List all lines of the data that include the string "solde".

============

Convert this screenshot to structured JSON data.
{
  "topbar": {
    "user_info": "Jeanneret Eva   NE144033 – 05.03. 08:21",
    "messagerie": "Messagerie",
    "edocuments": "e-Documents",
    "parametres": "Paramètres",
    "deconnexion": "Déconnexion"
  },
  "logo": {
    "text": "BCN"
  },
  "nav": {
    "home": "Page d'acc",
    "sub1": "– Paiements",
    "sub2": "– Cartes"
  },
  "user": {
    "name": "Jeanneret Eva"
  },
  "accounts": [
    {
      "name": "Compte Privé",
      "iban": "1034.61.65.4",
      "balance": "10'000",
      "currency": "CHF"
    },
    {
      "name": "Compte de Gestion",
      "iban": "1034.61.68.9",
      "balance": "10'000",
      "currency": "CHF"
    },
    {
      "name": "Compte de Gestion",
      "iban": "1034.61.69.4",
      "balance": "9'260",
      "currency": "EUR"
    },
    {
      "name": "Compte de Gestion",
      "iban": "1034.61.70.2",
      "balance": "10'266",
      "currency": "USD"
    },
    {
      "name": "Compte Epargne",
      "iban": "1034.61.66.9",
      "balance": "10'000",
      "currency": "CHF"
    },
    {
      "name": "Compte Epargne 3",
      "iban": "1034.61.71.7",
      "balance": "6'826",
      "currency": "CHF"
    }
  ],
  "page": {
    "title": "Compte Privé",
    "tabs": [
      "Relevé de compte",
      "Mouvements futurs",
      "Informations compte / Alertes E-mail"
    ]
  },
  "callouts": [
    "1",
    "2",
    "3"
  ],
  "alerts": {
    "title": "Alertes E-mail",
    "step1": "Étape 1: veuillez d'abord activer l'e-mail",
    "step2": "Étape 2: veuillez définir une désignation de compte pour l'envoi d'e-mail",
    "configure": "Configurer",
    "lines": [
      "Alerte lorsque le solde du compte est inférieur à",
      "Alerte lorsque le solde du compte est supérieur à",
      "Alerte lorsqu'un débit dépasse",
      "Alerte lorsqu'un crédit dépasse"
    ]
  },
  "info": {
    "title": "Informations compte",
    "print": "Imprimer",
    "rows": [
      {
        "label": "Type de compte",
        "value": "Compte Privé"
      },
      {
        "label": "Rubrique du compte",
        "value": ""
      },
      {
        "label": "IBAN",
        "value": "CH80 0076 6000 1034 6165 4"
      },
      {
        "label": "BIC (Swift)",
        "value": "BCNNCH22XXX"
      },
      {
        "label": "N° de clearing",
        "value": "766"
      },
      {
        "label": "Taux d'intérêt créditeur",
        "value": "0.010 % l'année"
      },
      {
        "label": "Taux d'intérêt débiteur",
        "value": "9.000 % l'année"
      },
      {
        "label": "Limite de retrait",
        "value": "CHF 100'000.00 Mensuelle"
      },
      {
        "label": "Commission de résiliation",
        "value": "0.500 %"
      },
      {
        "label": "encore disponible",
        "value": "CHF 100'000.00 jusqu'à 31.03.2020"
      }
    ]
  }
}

============

▶ [Result of this exercise]:
      "Alerte lorsque le solde du compte est inférieur à",
      "Alerte lorsque le solde du compte est supérieur à",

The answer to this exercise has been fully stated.